[Lines of data]
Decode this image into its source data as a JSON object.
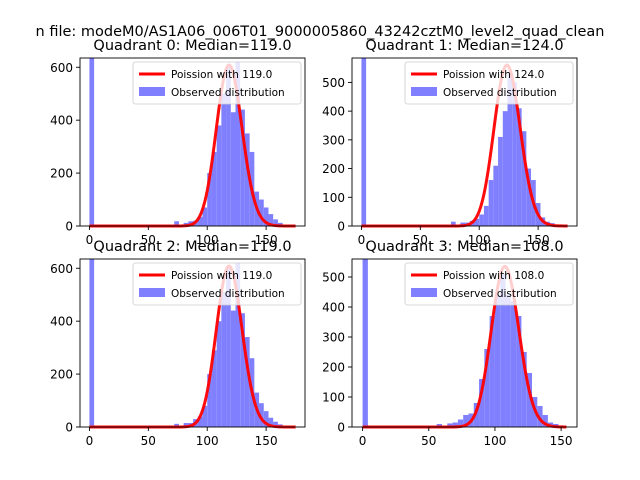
{
  "figure_title": "n file: modeM0/AS1A06_006T01_9000005860_43242cztM0_level2_quad_clean",
  "colors": {
    "bar": "#8080ff",
    "curve": "#ff0000",
    "axis": "#000000",
    "legend_frame": "#cccccc"
  },
  "chart_data": [
    {
      "type": "bar",
      "title": "Quadrant 0: Median=119.0",
      "median": 119.0,
      "xlim": [
        -8,
        183
      ],
      "ylim": [
        0,
        635
      ],
      "xticks": [
        0,
        50,
        100,
        150
      ],
      "yticks": [
        0,
        200,
        400,
        600
      ],
      "xlabel": "",
      "ylabel": "",
      "legend_position": "upper right",
      "bin_width": 4,
      "series": [
        {
          "name": "Poission with 119.0",
          "kind": "line",
          "mean": 119.0,
          "scale": 608
        },
        {
          "name": "Observed distribution",
          "kind": "histogram",
          "bins": [
            [
              0,
              635
            ],
            [
              72,
              18
            ],
            [
              80,
              12
            ],
            [
              84,
              18
            ],
            [
              88,
              20
            ],
            [
              92,
              35
            ],
            [
              96,
              70
            ],
            [
              100,
              200
            ],
            [
              104,
              280
            ],
            [
              108,
              380
            ],
            [
              112,
              500
            ],
            [
              116,
              600
            ],
            [
              120,
              430
            ],
            [
              124,
              620
            ],
            [
              128,
              440
            ],
            [
              132,
              350
            ],
            [
              136,
              280
            ],
            [
              140,
              130
            ],
            [
              144,
              100
            ],
            [
              148,
              70
            ],
            [
              152,
              45
            ],
            [
              156,
              25
            ],
            [
              160,
              12
            ]
          ]
        }
      ]
    },
    {
      "type": "bar",
      "title": "Quadrant 1: Median=124.0",
      "median": 124.0,
      "xlim": [
        -8,
        183
      ],
      "ylim": [
        0,
        585
      ],
      "xticks": [
        0,
        50,
        100,
        150
      ],
      "yticks": [
        0,
        100,
        200,
        300,
        400,
        500
      ],
      "xlabel": "",
      "ylabel": "",
      "legend_position": "upper right",
      "bin_width": 4,
      "series": [
        {
          "name": "Poission with 124.0",
          "kind": "line",
          "mean": 124.0,
          "scale": 560
        },
        {
          "name": "Observed distribution",
          "kind": "histogram",
          "bins": [
            [
              0,
              585
            ],
            [
              76,
              15
            ],
            [
              84,
              12
            ],
            [
              88,
              12
            ],
            [
              92,
              18
            ],
            [
              96,
              25
            ],
            [
              100,
              40
            ],
            [
              104,
              70
            ],
            [
              108,
              160
            ],
            [
              112,
              210
            ],
            [
              116,
              310
            ],
            [
              120,
              400
            ],
            [
              124,
              530
            ],
            [
              128,
              500
            ],
            [
              132,
              410
            ],
            [
              136,
              330
            ],
            [
              140,
              200
            ],
            [
              144,
              160
            ],
            [
              148,
              80
            ],
            [
              152,
              30
            ],
            [
              156,
              15
            ],
            [
              160,
              10
            ]
          ]
        }
      ]
    },
    {
      "type": "bar",
      "title": "Quadrant 2: Median=119.0",
      "median": 119.0,
      "xlim": [
        -8,
        183
      ],
      "ylim": [
        0,
        635
      ],
      "xticks": [
        0,
        50,
        100,
        150
      ],
      "yticks": [
        0,
        200,
        400,
        600
      ],
      "xlabel": "",
      "ylabel": "",
      "legend_position": "upper right",
      "bin_width": 4,
      "series": [
        {
          "name": "Poission with 119.0",
          "kind": "line",
          "mean": 119.0,
          "scale": 608
        },
        {
          "name": "Observed distribution",
          "kind": "histogram",
          "bins": [
            [
              0,
              635
            ],
            [
              72,
              12
            ],
            [
              80,
              15
            ],
            [
              84,
              15
            ],
            [
              88,
              30
            ],
            [
              92,
              40
            ],
            [
              96,
              80
            ],
            [
              100,
              200
            ],
            [
              104,
              290
            ],
            [
              108,
              400
            ],
            [
              112,
              510
            ],
            [
              116,
              600
            ],
            [
              120,
              440
            ],
            [
              124,
              620
            ],
            [
              128,
              430
            ],
            [
              132,
              340
            ],
            [
              136,
              260
            ],
            [
              140,
              130
            ],
            [
              144,
              90
            ],
            [
              148,
              60
            ],
            [
              152,
              35
            ],
            [
              156,
              20
            ],
            [
              160,
              10
            ]
          ]
        }
      ]
    },
    {
      "type": "bar",
      "title": "Quadrant 3: Median=108.0",
      "median": 108.0,
      "xlim": [
        -8,
        162
      ],
      "ylim": [
        0,
        560
      ],
      "xticks": [
        0,
        50,
        100,
        150
      ],
      "yticks": [
        0,
        100,
        200,
        300,
        400,
        500
      ],
      "xlabel": "",
      "ylabel": "",
      "legend_position": "upper right",
      "bin_width": 4,
      "series": [
        {
          "name": "Poission with 108.0",
          "kind": "line",
          "mean": 108.0,
          "scale": 535
        },
        {
          "name": "Observed distribution",
          "kind": "histogram",
          "bins": [
            [
              0,
              560
            ],
            [
              56,
              10
            ],
            [
              64,
              12
            ],
            [
              68,
              15
            ],
            [
              72,
              25
            ],
            [
              76,
              40
            ],
            [
              80,
              45
            ],
            [
              84,
              80
            ],
            [
              88,
              160
            ],
            [
              92,
              260
            ],
            [
              96,
              370
            ],
            [
              100,
              440
            ],
            [
              104,
              510
            ],
            [
              108,
              440
            ],
            [
              112,
              420
            ],
            [
              116,
              370
            ],
            [
              120,
              250
            ],
            [
              124,
              180
            ],
            [
              128,
              100
            ],
            [
              132,
              70
            ],
            [
              136,
              40
            ],
            [
              140,
              15
            ],
            [
              144,
              10
            ]
          ]
        }
      ]
    }
  ]
}
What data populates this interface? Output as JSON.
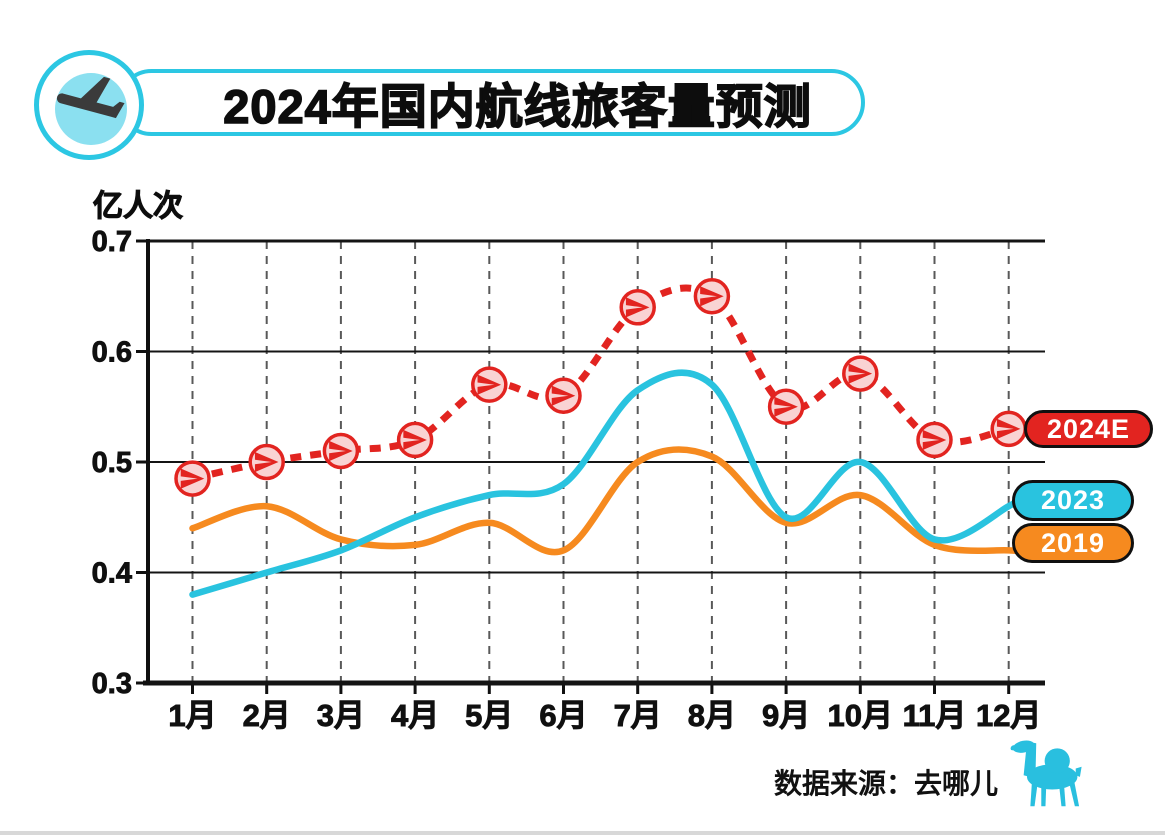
{
  "header": {
    "title": "2024年国内航线旅客量预测",
    "badge_icon": "airplane-landing-icon"
  },
  "chart_data": {
    "type": "line",
    "title": "2024年国内航线旅客量预测",
    "ylabel": "亿人次",
    "xlabel": "",
    "categories": [
      "1月",
      "2月",
      "3月",
      "4月",
      "5月",
      "6月",
      "7月",
      "8月",
      "9月",
      "10月",
      "11月",
      "12月"
    ],
    "yticks": [
      0.7,
      0.6,
      0.5,
      0.4,
      0.3
    ],
    "ylim": [
      0.3,
      0.7
    ],
    "grid": "horizontal-solid and vertical-dashed",
    "legend_position": "right",
    "series": [
      {
        "name": "2024E",
        "color": "#e22420",
        "style": "dashed",
        "marker": "airplane-circle",
        "values": [
          0.485,
          0.5,
          0.51,
          0.52,
          0.57,
          0.56,
          0.64,
          0.65,
          0.55,
          0.58,
          0.52,
          0.53
        ]
      },
      {
        "name": "2023",
        "color": "#29c3df",
        "style": "solid",
        "marker": "none",
        "values": [
          0.38,
          0.4,
          0.42,
          0.45,
          0.47,
          0.48,
          0.565,
          0.57,
          0.45,
          0.5,
          0.43,
          0.46
        ]
      },
      {
        "name": "2019",
        "color": "#f68a1f",
        "style": "solid",
        "marker": "none",
        "values": [
          0.44,
          0.46,
          0.43,
          0.425,
          0.445,
          0.42,
          0.5,
          0.505,
          0.445,
          0.47,
          0.425,
          0.42
        ]
      }
    ]
  },
  "footer": {
    "source_label": "数据来源：去哪儿",
    "logo": "qunar-camel-logo"
  },
  "palette": {
    "accent_cyan": "#2cc7e3",
    "light_cyan": "#8be0f0",
    "red": "#e22420",
    "marker_fill": "#f9d3d3",
    "orange": "#f68a1f",
    "dark": "#101010",
    "plane_dark": "#3b3b3b",
    "grid_dash": "#595959",
    "camel_cyan": "#29bfdf"
  }
}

▶ _Task objective_
Report only the number of lines in the data above that contain "mean".

▶ _Problem solution_
4